:: Task data

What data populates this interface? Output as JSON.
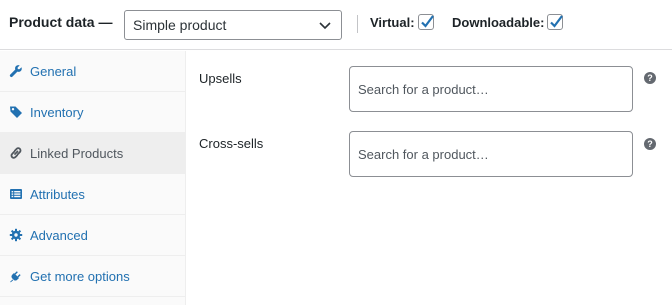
{
  "header": {
    "title": "Product data —",
    "product_type": "Simple product",
    "virtual_label": "Virtual:",
    "virtual_checked": true,
    "downloadable_label": "Downloadable:",
    "downloadable_checked": true
  },
  "sidebar": {
    "items": [
      {
        "label": "General",
        "icon": "wrench-icon",
        "active": false
      },
      {
        "label": "Inventory",
        "icon": "tag-icon",
        "active": false
      },
      {
        "label": "Linked Products",
        "icon": "link-icon",
        "active": true
      },
      {
        "label": "Attributes",
        "icon": "list-icon",
        "active": false
      },
      {
        "label": "Advanced",
        "icon": "gear-icon",
        "active": false
      },
      {
        "label": "Get more options",
        "icon": "plug-icon",
        "active": false
      }
    ]
  },
  "fields": {
    "upsells": {
      "label": "Upsells",
      "placeholder": "Search for a product…"
    },
    "cross_sells": {
      "label": "Cross-sells",
      "placeholder": "Search for a product…"
    },
    "help_glyph": "?"
  },
  "colors": {
    "link": "#2271b1",
    "checkbox": "#2271b1",
    "active_tab_bg": "#eeeeee"
  }
}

::::

**Set problem**
All of the entries above should be copied exactly, except for the pictures.

**Finished task**
What data populates this interface? Output as JSON.
{
  "header": {
    "title": "Product data —",
    "product_type": "Simple product",
    "virtual_label": "Virtual:",
    "virtual_checked": true,
    "downloadable_label": "Downloadable:",
    "downloadable_checked": true
  },
  "sidebar": {
    "items": [
      {
        "label": "General",
        "icon": "wrench-icon",
        "active": false
      },
      {
        "label": "Inventory",
        "icon": "tag-icon",
        "active": false
      },
      {
        "label": "Linked Products",
        "icon": "link-icon",
        "active": true
      },
      {
        "label": "Attributes",
        "icon": "list-icon",
        "active": false
      },
      {
        "label": "Advanced",
        "icon": "gear-icon",
        "active": false
      },
      {
        "label": "Get more options",
        "icon": "plug-icon",
        "active": false
      }
    ]
  },
  "fields": {
    "upsells": {
      "label": "Upsells",
      "placeholder": "Search for a product…"
    },
    "cross_sells": {
      "label": "Cross-sells",
      "placeholder": "Search for a product…"
    },
    "help_glyph": "?"
  },
  "colors": {
    "link": "#2271b1",
    "checkbox": "#2271b1",
    "active_tab_bg": "#eeeeee"
  }
}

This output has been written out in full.